Nu, we schrijven ‘geluk’, maar da’s natuurlijk relatief. Er wordt nog altijd rekening gehouden met je inkomsten uit het buitenland, ook hier weer op basis van het geïndexeerd kadastraal inkomen. Die kunnen ertoe leiden dat je in een hogere belastingschijf valt. Een beetje hetzelfde principe als aankopen in België, dus: ofwel merk je er niets van, ofwel… wel. Helaas.
Stel nu dat Slovenië je met haar prachtige natuur veroverd heeft, of dat je je hart verloren hebt aan Monaco, dan betaal je nog de helft van de belasting die je verschuldigd bent in België naast de belasting in het land van je tweede verblijf. Daar geldt het dubbelbelastingverdrag dus niet.
⁂
**Opdrachten:**
• a. Op basis waarvan wordt volgens het fragment over belasting op buitenlandse woningen rekening gehouden met je inkomsten uit het buitenland?
• b. Herhaal uit het fragment over belasting op buitenlandse woningen het stuk dat opent met de woorden met "Stel nu dat" en sluit met "dubbelbelastingverdrag dus niet.".
Het materiaal staat los van het fragment.

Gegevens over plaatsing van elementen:
⁂
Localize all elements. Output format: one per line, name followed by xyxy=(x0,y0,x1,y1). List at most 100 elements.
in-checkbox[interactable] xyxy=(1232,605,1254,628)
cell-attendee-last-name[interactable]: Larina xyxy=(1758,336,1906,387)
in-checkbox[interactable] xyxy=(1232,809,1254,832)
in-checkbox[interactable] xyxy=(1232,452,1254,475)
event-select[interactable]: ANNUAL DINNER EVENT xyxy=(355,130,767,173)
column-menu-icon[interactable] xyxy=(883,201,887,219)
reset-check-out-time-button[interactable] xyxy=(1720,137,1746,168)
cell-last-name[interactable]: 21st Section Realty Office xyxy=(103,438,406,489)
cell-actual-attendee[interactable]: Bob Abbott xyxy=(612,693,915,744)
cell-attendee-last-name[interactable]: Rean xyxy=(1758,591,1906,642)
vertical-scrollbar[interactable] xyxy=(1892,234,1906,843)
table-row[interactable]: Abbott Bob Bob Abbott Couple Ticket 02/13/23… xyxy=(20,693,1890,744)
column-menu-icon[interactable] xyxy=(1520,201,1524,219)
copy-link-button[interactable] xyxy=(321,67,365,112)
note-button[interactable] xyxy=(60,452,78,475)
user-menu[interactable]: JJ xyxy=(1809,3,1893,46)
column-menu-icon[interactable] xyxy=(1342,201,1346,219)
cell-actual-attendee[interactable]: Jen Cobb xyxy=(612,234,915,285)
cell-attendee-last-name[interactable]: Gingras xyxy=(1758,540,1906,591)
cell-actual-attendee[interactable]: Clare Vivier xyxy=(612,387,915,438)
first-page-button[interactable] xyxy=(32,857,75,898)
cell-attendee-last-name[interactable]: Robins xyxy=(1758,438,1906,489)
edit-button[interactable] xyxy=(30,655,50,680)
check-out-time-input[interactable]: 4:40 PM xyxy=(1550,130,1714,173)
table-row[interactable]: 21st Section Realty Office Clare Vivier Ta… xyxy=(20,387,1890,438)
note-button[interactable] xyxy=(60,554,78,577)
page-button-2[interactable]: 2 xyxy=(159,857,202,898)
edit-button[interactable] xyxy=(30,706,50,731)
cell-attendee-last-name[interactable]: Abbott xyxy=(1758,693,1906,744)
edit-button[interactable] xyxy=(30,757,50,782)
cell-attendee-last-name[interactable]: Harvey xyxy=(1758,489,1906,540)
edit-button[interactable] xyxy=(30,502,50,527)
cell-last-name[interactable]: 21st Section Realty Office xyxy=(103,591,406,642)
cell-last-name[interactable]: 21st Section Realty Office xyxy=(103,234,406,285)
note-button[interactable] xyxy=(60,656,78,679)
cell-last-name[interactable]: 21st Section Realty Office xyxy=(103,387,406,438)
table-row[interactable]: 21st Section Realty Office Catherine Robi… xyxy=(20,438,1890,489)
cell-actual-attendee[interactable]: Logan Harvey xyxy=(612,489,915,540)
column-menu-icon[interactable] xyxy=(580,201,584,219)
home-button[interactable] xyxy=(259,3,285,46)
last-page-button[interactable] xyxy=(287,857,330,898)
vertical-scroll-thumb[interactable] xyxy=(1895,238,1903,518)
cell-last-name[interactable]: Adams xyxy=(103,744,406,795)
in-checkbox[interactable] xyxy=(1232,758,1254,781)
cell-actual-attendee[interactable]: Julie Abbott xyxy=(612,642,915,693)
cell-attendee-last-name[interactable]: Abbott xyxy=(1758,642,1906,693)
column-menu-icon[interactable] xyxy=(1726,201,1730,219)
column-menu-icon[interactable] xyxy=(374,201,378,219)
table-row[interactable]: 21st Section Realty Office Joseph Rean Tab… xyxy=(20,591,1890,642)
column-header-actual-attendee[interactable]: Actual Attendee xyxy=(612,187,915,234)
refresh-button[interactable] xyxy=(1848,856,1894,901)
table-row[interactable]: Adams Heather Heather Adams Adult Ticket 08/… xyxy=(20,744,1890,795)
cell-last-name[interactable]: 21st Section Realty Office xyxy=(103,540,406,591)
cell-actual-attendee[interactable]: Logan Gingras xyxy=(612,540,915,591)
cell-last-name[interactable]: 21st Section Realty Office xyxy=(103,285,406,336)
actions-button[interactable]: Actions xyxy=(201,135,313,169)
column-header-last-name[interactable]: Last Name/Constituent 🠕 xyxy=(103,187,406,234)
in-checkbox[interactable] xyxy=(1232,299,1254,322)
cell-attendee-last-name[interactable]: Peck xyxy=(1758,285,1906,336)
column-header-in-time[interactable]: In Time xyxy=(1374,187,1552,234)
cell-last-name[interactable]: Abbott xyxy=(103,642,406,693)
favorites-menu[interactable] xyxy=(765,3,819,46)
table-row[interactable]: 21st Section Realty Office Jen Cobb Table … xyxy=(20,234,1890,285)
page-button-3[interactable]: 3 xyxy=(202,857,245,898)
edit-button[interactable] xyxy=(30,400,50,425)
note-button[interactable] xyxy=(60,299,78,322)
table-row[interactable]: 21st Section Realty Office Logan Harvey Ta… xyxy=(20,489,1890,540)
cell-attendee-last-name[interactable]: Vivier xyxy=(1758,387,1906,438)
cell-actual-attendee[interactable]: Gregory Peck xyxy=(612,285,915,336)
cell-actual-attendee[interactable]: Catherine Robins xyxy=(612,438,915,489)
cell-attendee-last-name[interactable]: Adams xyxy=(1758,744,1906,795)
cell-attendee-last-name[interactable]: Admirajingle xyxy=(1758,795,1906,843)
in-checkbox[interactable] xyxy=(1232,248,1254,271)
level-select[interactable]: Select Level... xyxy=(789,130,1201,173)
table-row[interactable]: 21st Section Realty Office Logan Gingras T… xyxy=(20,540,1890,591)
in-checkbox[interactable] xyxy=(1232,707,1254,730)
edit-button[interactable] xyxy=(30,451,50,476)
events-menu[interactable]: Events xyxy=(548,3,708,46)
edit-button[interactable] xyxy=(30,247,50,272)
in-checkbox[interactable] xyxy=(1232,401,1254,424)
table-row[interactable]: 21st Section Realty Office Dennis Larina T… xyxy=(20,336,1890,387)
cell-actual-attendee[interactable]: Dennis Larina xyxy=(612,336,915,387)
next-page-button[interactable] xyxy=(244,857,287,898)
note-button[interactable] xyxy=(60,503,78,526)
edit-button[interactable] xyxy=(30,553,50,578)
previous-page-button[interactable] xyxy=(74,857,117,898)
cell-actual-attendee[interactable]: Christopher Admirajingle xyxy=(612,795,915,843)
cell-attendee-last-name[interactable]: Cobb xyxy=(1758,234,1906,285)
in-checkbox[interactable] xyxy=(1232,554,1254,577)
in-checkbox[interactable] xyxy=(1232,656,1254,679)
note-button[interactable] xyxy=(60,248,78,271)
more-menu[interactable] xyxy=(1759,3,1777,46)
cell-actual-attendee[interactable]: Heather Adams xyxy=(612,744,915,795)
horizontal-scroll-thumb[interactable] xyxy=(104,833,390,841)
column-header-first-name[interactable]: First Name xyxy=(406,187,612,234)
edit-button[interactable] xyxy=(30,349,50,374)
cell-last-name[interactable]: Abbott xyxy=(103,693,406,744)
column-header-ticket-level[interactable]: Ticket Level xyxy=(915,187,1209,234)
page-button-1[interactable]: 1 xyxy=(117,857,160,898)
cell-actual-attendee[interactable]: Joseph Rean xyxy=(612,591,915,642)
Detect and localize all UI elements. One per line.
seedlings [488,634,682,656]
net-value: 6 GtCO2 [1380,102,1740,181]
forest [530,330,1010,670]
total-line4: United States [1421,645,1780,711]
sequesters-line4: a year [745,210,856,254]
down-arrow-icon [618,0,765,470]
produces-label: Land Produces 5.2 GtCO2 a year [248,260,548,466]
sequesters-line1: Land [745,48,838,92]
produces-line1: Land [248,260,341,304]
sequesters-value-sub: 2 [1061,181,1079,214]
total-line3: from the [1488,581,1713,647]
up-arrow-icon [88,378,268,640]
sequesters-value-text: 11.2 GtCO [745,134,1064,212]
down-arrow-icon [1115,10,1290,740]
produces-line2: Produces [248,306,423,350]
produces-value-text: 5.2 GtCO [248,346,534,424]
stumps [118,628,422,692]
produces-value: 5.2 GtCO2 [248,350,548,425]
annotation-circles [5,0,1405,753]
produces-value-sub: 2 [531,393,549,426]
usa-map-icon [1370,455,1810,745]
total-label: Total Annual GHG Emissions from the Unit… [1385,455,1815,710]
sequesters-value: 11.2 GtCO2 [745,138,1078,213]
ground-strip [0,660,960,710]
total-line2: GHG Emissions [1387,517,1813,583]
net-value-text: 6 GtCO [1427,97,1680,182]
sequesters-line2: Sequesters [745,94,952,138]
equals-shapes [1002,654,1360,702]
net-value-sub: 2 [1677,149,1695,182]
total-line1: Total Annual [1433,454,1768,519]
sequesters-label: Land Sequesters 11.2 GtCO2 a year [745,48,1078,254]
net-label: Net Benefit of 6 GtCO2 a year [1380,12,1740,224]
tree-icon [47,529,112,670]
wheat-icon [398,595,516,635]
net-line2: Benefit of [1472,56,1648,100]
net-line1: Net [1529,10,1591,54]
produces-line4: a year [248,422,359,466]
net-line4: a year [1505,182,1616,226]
⁂
**Uitgewerkte antwoorden:**
• a. Op basis van het geïndexeerd kadastraal inkomen.

• b.
Stel nu dat Slovenië je met haar prachtige natuur veroverd heeft, of dat je je hart verloren hebt aan Monaco, dan betaal je nog de helft van de belasting die je verschuldigd bent in België naast de belasting in het land van je tweede verblijf. Daar geldt het dubbelbelastingverdrag dus niet.